▶ **DATA LISTING**:
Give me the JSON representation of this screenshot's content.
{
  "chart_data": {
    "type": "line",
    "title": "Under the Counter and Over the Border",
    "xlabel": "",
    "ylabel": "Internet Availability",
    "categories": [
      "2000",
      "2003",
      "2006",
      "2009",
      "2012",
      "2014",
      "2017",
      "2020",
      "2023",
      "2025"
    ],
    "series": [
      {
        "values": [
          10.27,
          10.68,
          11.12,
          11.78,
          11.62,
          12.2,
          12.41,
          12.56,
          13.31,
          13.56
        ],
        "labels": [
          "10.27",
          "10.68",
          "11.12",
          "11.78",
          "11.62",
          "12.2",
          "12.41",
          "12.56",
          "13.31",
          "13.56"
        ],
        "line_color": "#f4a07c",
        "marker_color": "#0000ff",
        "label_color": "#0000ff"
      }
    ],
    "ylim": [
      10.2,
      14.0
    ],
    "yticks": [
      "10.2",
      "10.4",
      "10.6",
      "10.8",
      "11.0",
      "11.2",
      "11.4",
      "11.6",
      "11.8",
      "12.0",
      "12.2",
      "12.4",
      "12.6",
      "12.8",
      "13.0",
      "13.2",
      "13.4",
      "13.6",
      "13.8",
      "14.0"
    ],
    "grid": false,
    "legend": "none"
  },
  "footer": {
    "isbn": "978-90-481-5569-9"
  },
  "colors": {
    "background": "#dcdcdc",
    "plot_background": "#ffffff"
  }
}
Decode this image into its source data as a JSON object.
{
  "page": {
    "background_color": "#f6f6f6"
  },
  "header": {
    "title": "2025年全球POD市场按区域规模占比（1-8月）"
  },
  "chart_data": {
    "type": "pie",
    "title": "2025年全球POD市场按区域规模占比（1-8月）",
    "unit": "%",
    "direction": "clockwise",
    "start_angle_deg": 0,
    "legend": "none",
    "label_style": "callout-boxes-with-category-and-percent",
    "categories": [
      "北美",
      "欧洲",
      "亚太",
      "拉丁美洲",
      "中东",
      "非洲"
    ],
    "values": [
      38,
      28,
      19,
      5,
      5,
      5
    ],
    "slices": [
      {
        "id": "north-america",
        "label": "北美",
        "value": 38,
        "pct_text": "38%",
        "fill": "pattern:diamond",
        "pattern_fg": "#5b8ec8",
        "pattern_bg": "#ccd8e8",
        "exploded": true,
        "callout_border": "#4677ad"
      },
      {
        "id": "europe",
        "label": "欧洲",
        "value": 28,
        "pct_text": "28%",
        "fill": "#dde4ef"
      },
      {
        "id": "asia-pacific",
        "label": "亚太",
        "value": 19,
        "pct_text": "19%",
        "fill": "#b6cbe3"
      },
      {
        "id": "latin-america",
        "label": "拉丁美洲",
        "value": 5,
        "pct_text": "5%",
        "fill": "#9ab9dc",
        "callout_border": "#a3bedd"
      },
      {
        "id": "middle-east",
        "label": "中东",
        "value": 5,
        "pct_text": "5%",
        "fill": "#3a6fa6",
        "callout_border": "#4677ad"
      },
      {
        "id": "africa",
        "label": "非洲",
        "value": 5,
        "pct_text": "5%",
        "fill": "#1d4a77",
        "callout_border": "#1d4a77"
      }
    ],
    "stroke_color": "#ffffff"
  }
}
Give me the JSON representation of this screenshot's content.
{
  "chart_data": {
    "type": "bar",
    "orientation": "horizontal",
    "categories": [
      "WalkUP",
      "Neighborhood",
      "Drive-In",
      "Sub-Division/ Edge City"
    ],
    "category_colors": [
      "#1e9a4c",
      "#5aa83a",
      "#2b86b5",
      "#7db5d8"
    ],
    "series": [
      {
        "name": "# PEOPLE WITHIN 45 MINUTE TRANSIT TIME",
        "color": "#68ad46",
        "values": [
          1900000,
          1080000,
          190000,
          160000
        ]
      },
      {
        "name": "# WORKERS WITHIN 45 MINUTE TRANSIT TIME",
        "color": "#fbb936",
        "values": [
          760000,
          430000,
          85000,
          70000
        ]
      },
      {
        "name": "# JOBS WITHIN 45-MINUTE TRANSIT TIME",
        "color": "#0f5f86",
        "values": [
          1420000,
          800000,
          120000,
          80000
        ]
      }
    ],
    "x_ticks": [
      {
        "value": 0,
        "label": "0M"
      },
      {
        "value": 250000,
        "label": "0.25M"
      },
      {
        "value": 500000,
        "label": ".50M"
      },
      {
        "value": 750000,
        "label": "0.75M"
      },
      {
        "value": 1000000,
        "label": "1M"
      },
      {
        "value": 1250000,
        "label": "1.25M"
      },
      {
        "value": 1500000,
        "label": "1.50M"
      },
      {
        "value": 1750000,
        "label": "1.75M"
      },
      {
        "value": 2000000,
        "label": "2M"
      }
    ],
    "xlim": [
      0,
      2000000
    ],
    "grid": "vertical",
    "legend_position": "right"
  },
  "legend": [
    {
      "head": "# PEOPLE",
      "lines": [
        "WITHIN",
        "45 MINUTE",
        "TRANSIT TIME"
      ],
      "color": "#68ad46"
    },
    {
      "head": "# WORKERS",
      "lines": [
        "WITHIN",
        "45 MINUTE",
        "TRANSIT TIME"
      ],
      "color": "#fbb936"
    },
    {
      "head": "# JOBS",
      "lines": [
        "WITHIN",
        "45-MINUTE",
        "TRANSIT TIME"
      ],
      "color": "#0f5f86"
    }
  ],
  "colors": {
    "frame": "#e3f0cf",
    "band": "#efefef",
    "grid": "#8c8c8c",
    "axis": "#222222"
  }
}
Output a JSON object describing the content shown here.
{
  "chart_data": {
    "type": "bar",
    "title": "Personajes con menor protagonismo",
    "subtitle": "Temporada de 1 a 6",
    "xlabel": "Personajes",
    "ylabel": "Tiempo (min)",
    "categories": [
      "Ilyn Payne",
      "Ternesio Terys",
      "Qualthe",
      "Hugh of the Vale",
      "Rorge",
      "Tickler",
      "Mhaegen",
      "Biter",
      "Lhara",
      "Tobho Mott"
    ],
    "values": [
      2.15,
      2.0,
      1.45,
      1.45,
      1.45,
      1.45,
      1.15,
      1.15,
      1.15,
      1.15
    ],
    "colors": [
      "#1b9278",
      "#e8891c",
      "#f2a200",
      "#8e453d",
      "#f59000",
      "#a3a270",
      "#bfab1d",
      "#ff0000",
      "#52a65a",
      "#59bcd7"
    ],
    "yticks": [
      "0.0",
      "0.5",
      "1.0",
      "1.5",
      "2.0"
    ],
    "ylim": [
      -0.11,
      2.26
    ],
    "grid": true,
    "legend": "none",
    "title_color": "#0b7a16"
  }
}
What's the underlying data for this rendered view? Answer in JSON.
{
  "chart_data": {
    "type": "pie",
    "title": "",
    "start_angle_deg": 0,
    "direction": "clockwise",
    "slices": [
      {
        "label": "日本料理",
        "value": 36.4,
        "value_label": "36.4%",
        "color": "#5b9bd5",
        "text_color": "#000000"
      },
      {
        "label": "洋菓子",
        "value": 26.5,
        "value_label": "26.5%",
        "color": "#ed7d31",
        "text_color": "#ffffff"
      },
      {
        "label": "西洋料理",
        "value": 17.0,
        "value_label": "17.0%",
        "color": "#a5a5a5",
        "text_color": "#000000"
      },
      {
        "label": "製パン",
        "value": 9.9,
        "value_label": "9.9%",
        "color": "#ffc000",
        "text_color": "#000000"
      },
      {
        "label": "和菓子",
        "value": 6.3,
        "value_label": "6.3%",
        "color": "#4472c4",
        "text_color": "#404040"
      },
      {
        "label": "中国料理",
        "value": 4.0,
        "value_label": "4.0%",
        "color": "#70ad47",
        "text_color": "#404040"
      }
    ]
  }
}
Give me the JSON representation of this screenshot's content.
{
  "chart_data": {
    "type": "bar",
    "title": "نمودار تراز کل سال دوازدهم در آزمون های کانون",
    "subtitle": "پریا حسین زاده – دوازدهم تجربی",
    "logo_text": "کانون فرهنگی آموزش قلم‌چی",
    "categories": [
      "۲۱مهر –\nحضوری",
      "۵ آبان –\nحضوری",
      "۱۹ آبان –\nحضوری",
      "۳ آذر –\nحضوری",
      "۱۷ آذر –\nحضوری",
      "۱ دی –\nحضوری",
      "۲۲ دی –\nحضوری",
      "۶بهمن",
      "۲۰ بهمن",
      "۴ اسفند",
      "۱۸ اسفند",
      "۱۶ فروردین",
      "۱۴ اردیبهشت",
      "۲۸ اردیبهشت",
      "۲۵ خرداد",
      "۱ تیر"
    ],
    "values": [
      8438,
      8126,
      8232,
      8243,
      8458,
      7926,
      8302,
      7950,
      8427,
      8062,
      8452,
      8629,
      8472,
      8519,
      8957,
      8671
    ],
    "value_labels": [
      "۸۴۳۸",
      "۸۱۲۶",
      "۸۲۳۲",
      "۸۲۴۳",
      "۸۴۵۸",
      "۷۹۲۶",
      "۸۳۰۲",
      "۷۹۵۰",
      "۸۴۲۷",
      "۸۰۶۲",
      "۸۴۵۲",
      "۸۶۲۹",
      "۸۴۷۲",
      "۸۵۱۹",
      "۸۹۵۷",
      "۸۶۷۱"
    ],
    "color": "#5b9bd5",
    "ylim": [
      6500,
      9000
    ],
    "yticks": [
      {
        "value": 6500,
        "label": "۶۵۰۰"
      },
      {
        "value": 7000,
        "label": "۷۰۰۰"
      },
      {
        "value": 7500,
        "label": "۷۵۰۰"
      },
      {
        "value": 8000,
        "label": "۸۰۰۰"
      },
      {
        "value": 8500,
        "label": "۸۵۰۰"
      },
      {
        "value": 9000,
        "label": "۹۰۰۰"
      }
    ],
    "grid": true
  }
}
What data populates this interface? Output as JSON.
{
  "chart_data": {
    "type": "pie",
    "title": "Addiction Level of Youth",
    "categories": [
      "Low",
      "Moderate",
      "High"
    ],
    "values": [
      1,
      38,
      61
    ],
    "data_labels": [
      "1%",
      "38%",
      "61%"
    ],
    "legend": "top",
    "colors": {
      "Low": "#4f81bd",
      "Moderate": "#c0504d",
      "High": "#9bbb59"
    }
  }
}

▶ **EXERCISE TASK**:
Lines that include the word "کانون" — how many are there in the data? Answer with the number alone.

▶ **CORRECT RESPONSE**:
2